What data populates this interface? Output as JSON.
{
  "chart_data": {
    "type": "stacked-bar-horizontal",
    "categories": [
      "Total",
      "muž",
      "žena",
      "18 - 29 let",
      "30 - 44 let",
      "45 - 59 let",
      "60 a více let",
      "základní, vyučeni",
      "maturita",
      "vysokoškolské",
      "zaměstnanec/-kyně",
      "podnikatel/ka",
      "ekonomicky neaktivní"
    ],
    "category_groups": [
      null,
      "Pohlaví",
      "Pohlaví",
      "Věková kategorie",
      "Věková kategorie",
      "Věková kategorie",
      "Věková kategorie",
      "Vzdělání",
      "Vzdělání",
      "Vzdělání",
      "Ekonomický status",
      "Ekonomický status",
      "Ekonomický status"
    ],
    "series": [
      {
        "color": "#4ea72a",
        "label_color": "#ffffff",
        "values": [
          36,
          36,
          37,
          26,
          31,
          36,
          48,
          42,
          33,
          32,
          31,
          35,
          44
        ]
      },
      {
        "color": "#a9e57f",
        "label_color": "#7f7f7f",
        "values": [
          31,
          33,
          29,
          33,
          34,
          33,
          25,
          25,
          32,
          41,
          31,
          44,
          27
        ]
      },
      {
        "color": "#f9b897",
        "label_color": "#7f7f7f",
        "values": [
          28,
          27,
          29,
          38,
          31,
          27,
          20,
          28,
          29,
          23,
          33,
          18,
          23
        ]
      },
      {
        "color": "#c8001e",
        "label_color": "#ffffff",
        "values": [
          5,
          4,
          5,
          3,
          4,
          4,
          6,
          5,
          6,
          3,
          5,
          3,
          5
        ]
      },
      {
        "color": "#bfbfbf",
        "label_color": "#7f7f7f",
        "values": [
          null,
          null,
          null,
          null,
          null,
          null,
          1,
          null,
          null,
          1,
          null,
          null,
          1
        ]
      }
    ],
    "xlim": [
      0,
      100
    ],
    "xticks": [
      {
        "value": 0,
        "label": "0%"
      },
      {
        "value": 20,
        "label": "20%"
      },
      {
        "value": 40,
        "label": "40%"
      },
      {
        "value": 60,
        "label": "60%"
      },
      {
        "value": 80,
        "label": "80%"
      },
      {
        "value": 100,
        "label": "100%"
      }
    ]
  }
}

Written task —
From the data above, extract every line in its exact form.

Result below —
What data populates this interface? Output as JSON.
{
  "chart_data": {
    "type": "stacked-bar-horizontal",
    "categories": [
      "Total",
      "muž",
      "žena",
      "18 - 29 let",
      "30 - 44 let",
      "45 - 59 let",
      "60 a více let",
      "základní, vyučeni",
      "maturita",
      "vysokoškolské",
      "zaměstnanec/-kyně",
      "podnikatel/ka",
      "ekonomicky neaktivní"
    ],
    "category_groups": [
      null,
      "Pohlaví",
      "Pohlaví",
      "Věková kategorie",
      "Věková kategorie",
      "Věková kategorie",
      "Věková kategorie",
      "Vzdělání",
      "Vzdělání",
      "Vzdělání",
      "Ekonomický status",
      "Ekonomický status",
      "Ekonomický status"
    ],
    "series": [
      {
        "color": "#4ea72a",
        "label_color": "#ffffff",
        "values": [
          36,
          36,
          37,
          26,
          31,
          36,
          48,
          42,
          33,
          32,
          31,
          35,
          44
        ]
      },
      {
        "color": "#a9e57f",
        "label_color": "#7f7f7f",
        "values": [
          31,
          33,
          29,
          33,
          34,
          33,
          25,
          25,
          32,
          41,
          31,
          44,
          27
        ]
      },
      {
        "color": "#f9b897",
        "label_color": "#7f7f7f",
        "values": [
          28,
          27,
          29,
          38,
          31,
          27,
          20,
          28,
          29,
          23,
          33,
          18,
          23
        ]
      },
      {
        "color": "#c8001e",
        "label_color": "#ffffff",
        "values": [
          5,
          4,
          5,
          3,
          4,
          4,
          6,
          5,
          6,
          3,
          5,
          3,
          5
        ]
      },
      {
        "color": "#bfbfbf",
        "label_color": "#7f7f7f",
        "values": [
          null,
          null,
          null,
          null,
          null,
          null,
          1,
          null,
          null,
          1,
          null,
          null,
          1
        ]
      }
    ],
    "xlim": [
      0,
      100
    ],
    "xticks": [
      {
        "value": 0,
        "label": "0%"
      },
      {
        "value": 20,
        "label": "20%"
      },
      {
        "value": 40,
        "label": "40%"
      },
      {
        "value": 60,
        "label": "60%"
      },
      {
        "value": 80,
        "label": "80%"
      },
      {
        "value": 100,
        "label": "100%"
      }
    ]
  }
}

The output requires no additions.